YOUR INSTRUCTIONS:
Copy all lines holding the word "Grade" from the entries.

Extracted records
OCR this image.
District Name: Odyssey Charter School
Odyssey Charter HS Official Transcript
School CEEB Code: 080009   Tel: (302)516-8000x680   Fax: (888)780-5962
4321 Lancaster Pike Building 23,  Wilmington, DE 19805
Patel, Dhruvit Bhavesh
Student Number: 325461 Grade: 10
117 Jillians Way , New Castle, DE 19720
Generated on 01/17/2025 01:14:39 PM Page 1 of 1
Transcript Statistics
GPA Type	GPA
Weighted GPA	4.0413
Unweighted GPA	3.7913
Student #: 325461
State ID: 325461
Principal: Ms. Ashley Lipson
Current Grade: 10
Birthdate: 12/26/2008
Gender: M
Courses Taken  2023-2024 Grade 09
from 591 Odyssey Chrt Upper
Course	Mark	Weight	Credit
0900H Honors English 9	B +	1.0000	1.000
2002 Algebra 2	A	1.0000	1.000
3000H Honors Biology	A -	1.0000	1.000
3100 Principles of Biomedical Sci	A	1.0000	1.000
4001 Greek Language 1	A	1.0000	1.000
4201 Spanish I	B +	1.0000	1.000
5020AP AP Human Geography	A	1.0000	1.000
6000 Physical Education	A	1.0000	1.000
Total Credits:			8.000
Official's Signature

FULL SOLUTION:
Student Number: 325461 Grade: 10
Current Grade: 10
Courses Taken  2023-2024 Grade 09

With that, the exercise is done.